::: RECORDS TO USE :::
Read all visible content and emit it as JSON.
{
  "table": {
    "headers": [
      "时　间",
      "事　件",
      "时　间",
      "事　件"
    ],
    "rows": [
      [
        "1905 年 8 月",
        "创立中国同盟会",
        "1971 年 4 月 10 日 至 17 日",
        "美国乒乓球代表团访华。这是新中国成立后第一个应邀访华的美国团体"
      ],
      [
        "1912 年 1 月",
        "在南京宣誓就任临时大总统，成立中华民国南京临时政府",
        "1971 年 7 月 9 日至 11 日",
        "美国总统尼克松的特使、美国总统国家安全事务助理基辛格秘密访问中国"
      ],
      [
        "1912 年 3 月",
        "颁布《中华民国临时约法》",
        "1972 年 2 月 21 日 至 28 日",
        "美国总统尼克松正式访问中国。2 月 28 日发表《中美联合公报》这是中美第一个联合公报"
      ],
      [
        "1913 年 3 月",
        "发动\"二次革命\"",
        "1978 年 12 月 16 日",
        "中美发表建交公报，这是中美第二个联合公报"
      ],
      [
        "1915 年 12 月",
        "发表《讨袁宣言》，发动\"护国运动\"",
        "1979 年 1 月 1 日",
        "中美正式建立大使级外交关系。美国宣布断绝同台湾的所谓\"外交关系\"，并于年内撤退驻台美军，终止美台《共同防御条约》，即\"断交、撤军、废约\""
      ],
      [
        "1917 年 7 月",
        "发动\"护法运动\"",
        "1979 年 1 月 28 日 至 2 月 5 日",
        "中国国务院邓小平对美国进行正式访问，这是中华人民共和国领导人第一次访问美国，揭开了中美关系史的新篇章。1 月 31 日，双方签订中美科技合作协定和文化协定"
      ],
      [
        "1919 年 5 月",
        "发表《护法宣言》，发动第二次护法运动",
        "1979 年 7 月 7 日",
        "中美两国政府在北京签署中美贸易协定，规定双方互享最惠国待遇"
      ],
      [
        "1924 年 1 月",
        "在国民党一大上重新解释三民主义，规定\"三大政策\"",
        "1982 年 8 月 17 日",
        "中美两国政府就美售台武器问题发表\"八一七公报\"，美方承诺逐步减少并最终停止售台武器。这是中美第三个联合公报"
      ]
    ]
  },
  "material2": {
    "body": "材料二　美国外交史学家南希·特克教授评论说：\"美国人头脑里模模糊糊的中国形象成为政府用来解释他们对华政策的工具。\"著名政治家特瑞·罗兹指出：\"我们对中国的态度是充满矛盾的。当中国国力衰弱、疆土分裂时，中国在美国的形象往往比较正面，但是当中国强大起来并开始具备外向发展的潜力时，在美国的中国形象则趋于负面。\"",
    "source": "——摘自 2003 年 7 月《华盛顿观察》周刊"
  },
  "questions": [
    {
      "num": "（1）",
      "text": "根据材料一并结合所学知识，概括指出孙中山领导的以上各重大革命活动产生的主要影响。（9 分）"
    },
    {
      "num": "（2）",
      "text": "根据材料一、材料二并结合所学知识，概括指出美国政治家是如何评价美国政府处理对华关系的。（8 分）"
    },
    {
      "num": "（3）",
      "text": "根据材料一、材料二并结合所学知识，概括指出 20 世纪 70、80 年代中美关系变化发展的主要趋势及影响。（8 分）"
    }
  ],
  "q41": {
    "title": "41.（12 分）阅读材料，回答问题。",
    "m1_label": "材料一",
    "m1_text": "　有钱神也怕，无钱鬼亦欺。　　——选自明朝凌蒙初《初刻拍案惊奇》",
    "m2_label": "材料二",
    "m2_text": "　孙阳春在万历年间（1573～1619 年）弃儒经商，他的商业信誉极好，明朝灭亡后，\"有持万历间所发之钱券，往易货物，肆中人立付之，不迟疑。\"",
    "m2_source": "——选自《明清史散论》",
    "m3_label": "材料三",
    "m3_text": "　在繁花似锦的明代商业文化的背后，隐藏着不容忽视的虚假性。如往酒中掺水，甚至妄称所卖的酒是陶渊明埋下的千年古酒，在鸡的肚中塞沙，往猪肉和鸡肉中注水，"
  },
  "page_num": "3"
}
:::
PROBLEM: Repeat the preceding lines exactly, please, every one of them.

SOLUTION TO THIS TASK:
Read all visible content and emit it as JSON.
{
  "table": {
    "headers": [
      "时　间",
      "事　件",
      "时　间",
      "事　件"
    ],
    "rows": [
      [
        "1905 年 8 月",
        "创立中国同盟会",
        "1971 年 4 月 10 日 至 17 日",
        "美国乒乓球代表团访华。这是新中国成立后第一个应邀访华的美国团体"
      ],
      [
        "1912 年 1 月",
        "在南京宣誓就任临时大总统，成立中华民国南京临时政府",
        "1971 年 7 月 9 日至 11 日",
        "美国总统尼克松的特使、美国总统国家安全事务助理基辛格秘密访问中国"
      ],
      [
        "1912 年 3 月",
        "颁布《中华民国临时约法》",
        "1972 年 2 月 21 日 至 28 日",
        "美国总统尼克松正式访问中国。2 月 28 日发表《中美联合公报》这是中美第一个联合公报"
      ],
      [
        "1913 年 3 月",
        "发动\"二次革命\"",
        "1978 年 12 月 16 日",
        "中美发表建交公报，这是中美第二个联合公报"
      ],
      [
        "1915 年 12 月",
        "发表《讨袁宣言》，发动\"护国运动\"",
        "1979 年 1 月 1 日",
        "中美正式建立大使级外交关系。美国宣布断绝同台湾的所谓\"外交关系\"，并于年内撤退驻台美军，终止美台《共同防御条约》，即\"断交、撤军、废约\""
      ],
      [
        "1917 年 7 月",
        "发动\"护法运动\"",
        "1979 年 1 月 28 日 至 2 月 5 日",
        "中国国务院邓小平对美国进行正式访问，这是中华人民共和国领导人第一次访问美国，揭开了中美关系史的新篇章。1 月 31 日，双方签订中美科技合作协定和文化协定"
      ],
      [
        "1919 年 5 月",
        "发表《护法宣言》，发动第二次护法运动",
        "1979 年 7 月 7 日",
        "中美两国政府在北京签署中美贸易协定，规定双方互享最惠国待遇"
      ],
      [
        "1924 年 1 月",
        "在国民党一大上重新解释三民主义，规定\"三大政策\"",
        "1982 年 8 月 17 日",
        "中美两国政府就美售台武器问题发表\"八一七公报\"，美方承诺逐步减少并最终停止售台武器。这是中美第三个联合公报"
      ]
    ]
  },
  "material2": {
    "body": "材料二　美国外交史学家南希·特克教授评论说：\"美国人头脑里模模糊糊的中国形象成为政府用来解释他们对华政策的工具。\"著名政治家特瑞·罗兹指出：\"我们对中国的态度是充满矛盾的。当中国国力衰弱、疆土分裂时，中国在美国的形象往往比较正面，但是当中国强大起来并开始具备外向发展的潜力时，在美国的中国形象则趋于负面。\"",
    "source": "——摘自 2003 年 7 月《华盛顿观察》周刊"
  },
  "questions": [
    {
      "num": "（1）",
      "text": "根据材料一并结合所学知识，概括指出孙中山领导的以上各重大革命活动产生的主要影响。（9 分）"
    },
    {
      "num": "（2）",
      "text": "根据材料一、材料二并结合所学知识，概括指出美国政治家是如何评价美国政府处理对华关系的。（8 分）"
    },
    {
      "num": "（3）",
      "text": "根据材料一、材料二并结合所学知识，概括指出 20 世纪 70、80 年代中美关系变化发展的主要趋势及影响。（8 分）"
    }
  ],
  "q41": {
    "title": "41.（12 分）阅读材料，回答问题。",
    "m1_label": "材料一",
    "m1_text": "　有钱神也怕，无钱鬼亦欺。　　——选自明朝凌蒙初《初刻拍案惊奇》",
    "m2_label": "材料二",
    "m2_text": "　孙阳春在万历年间（1573～1619 年）弃儒经商，他的商业信誉极好，明朝灭亡后，\"有持万历间所发之钱券，往易货物，肆中人立付之，不迟疑。\"",
    "m2_source": "——选自《明清史散论》",
    "m3_label": "材料三",
    "m3_text": "　在繁花似锦的明代商业文化的背后，隐藏着不容忽视的虚假性。如往酒中掺水，甚至妄称所卖的酒是陶渊明埋下的千年古酒，在鸡的肚中塞沙，往猪肉和鸡肉中注水，"
  },
  "page_num": "3"
}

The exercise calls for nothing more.